• _Dettagli del quesito_
Nel brano su Berlusconi e Fini riportato più sotto, chi sono i quattro testimoni presenti nella stanza quando Puglisi parlò della vicenda di Caselli?

• _Estratto del testo_
**********

Una voce: presidente, è lei che parla sempre di giustizia, è un’ ossessione... «No, siete voi che amplificate solo quello, io ho la coscienza pulita e ho con me un italiano su quattro, guardate i sondaggi. Stressati siete voi». Fini: sorriso. Berlusconi: «Allora, io prendo due cappuccini. Uno per l’‘incauto’ , e l’ altro per il resto». Il resto? Quale resto? Berlusconi, seguendo un suo filo: «Perché poi quando Puglisi è venuto a dirmi della vicenda di Caselli c’ erano quattro testimoni, nella mia stanza: Miccichè, La Loggia, Di Prima e Querci. Chiedete a loro. Questo per dire: ho detto cose sentite di prima mano, non riferite. Ora- guardando Fini, che sorride - ora, può scappare una battuta, magari a Gianfranco hanno detto che io parlavo di qualcosa che non conoscevo direttamente, e tutto sui giornali diventa tizio che ‘scarica’, caio che ‘sferza’».

I giornali, sì. «Eh la miseria, tutto ingigantito, e poi gli elettori, poverini, possono finire per crederci». Gli elettori, appunto: la recita è per loro alla fine. Fini beve il caffè.

**********

• _Dati forniti_
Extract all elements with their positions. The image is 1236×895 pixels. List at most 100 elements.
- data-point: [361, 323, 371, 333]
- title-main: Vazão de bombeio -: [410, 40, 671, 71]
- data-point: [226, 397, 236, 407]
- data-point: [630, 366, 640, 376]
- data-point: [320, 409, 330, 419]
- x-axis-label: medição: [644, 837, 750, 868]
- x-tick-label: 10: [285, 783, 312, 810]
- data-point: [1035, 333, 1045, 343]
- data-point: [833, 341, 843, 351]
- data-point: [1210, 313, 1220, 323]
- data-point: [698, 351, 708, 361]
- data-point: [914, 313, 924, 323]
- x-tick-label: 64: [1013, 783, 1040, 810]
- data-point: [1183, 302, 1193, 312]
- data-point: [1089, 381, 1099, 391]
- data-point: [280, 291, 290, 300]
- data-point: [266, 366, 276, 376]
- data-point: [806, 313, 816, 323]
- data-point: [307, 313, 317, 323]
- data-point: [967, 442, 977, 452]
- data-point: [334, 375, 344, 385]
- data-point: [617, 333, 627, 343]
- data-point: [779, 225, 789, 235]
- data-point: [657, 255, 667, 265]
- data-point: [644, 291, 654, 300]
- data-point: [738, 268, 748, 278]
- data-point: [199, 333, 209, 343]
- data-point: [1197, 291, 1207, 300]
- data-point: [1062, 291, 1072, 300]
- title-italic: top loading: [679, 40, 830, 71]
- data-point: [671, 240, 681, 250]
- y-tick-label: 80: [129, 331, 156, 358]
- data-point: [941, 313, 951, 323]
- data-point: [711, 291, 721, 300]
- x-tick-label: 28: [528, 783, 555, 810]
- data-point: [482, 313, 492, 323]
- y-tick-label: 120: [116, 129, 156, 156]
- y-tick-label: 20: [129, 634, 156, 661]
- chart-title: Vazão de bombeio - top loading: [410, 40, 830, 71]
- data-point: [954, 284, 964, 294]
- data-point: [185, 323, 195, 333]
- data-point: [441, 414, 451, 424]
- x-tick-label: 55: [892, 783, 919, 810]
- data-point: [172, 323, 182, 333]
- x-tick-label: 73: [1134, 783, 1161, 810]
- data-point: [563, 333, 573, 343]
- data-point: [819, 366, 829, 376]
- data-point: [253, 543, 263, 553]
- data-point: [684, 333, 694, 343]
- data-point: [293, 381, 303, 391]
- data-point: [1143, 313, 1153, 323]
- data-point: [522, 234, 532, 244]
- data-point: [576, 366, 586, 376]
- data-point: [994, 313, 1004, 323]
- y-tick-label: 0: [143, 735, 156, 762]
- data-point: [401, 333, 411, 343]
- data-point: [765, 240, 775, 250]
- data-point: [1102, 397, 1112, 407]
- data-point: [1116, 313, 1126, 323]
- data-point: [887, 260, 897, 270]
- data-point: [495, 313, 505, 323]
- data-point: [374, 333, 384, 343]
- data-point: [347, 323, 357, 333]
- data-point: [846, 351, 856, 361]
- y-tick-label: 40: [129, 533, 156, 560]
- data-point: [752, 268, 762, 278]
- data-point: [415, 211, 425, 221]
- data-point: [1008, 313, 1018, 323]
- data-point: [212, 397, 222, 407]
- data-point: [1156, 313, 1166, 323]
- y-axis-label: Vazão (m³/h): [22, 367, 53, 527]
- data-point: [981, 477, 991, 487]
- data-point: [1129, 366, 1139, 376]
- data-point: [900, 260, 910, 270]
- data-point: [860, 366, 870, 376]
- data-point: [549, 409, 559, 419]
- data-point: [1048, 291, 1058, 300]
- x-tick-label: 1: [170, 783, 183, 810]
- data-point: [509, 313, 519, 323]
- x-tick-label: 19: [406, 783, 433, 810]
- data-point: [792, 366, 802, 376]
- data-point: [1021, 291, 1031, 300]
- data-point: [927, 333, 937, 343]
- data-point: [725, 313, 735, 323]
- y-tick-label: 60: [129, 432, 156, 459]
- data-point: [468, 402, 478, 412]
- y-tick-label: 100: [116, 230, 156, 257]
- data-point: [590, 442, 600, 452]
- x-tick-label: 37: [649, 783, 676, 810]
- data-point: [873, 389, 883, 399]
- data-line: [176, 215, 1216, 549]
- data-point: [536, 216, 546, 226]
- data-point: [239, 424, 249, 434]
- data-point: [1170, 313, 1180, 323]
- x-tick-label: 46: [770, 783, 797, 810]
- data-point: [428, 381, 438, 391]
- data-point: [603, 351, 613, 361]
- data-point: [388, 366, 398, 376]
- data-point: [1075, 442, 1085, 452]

**********

• _Il risultato_
Miccichè, La Loggia, Di Prima e Querci.